WHAT YOU HAVE TO DO: The records underneath are to be repeated exactly, with the pictures left out.

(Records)
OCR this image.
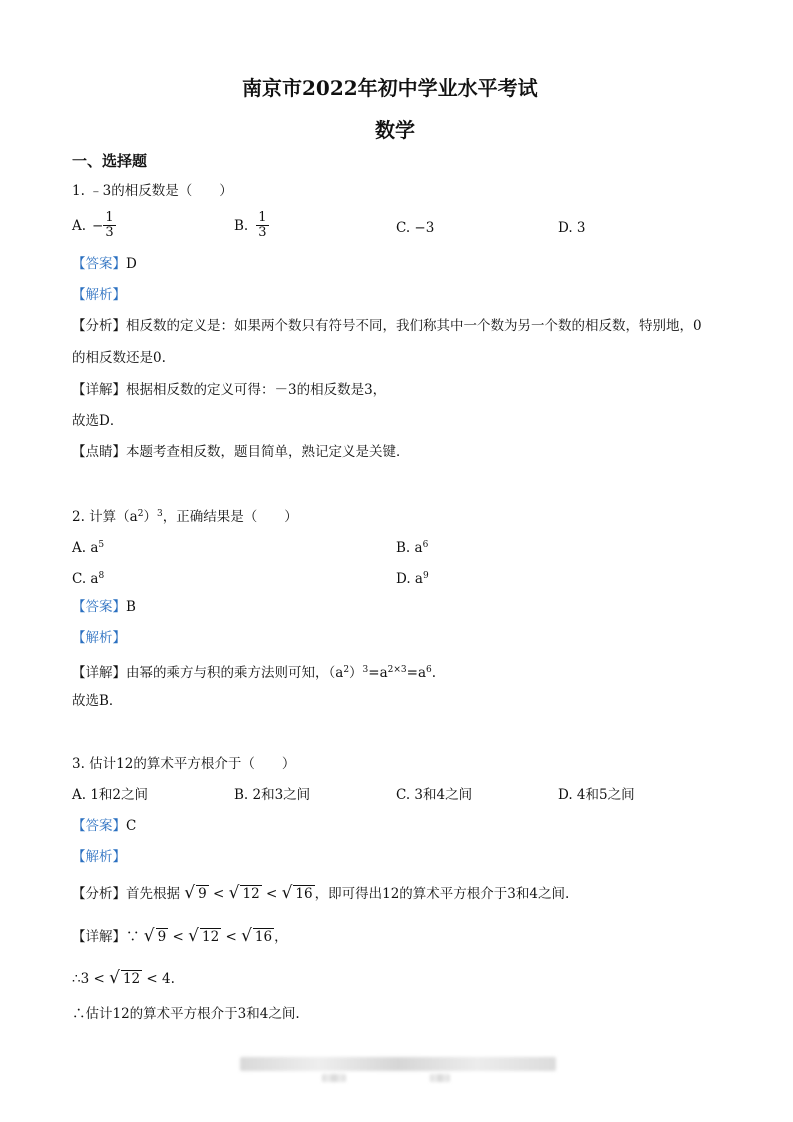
南京市2022年初中学业水平考试
数学
一、选择题
1. ﹣3的相反数是（　　）
A. − $\frac{1}{3}$	B. $\frac{1}{3}$	C. −3	D. 3
【答案】D
【解析】
【分析】相反数的定义是：如果两个数只有符号不同，我们称其中一个数为另一个数的相反数，特别地，0
的相反数还是0.
【详解】根据相反数的定义可得：－3的相反数是3，
故选D．
【点睛】本题考查相反数，题目简单，熟记定义是关键．
2. 计算$(a^2)^3$，正确结果是（　　）
A. $a^5$	B. $a^6$
C. $a^8$	D. $a^9$
【答案】B
【解析】
【详解】由幂的乘方与积的乘方法则可知，$(a^2)^3=a^{2\times 3}=a^6$.
故选B．
3. 估计12的算术平方根介于（　　）
A. 1和2之间	B. 2和3之间	C. 3和4之间	D. 4和5之间
【答案】C
【解析】
【分析】首先根据 √ 9 < √ 12 < √ 16 ，即可得出12的算术平方根介于3和4之间.
【详解】∵ √ 9 < √ 12 < √ 16 ，
∴3 < √ 12 < 4.
∴估计12的算术平方根介于3和4之间.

THE COMPLETED TASK:
OCR this image.
南京市2022年初中学业水平考试
数学
一、选择题
1. ﹣3的相反数是（　　）
A. − $\frac{1}{3}$	B. $\frac{1}{3}$	C. −3	D. 3
【答案】D
【解析】
【分析】相反数的定义是：如果两个数只有符号不同，我们称其中一个数为另一个数的相反数，特别地，0
的相反数还是0.
【详解】根据相反数的定义可得：－3的相反数是3，
故选D．
【点睛】本题考查相反数，题目简单，熟记定义是关键．
2. 计算$(a^2)^3$，正确结果是（　　）
A. $a^5$	B. $a^6$
C. $a^8$	D. $a^9$
【答案】B
【解析】
【详解】由幂的乘方与积的乘方法则可知，$(a^2)^3=a^{2\times 3}=a^6$.
故选B．
3. 估计12的算术平方根介于（　　）
A. 1和2之间	B. 2和3之间	C. 3和4之间	D. 4和5之间
【答案】C
【解析】
【分析】首先根据 √ 9 < √ 12 < √ 16 ，即可得出12的算术平方根介于3和4之间.
【详解】∵ √ 9 < √ 12 < √ 16 ，
∴3 < √ 12 < 4.
∴估计12的算术平方根介于3和4之间.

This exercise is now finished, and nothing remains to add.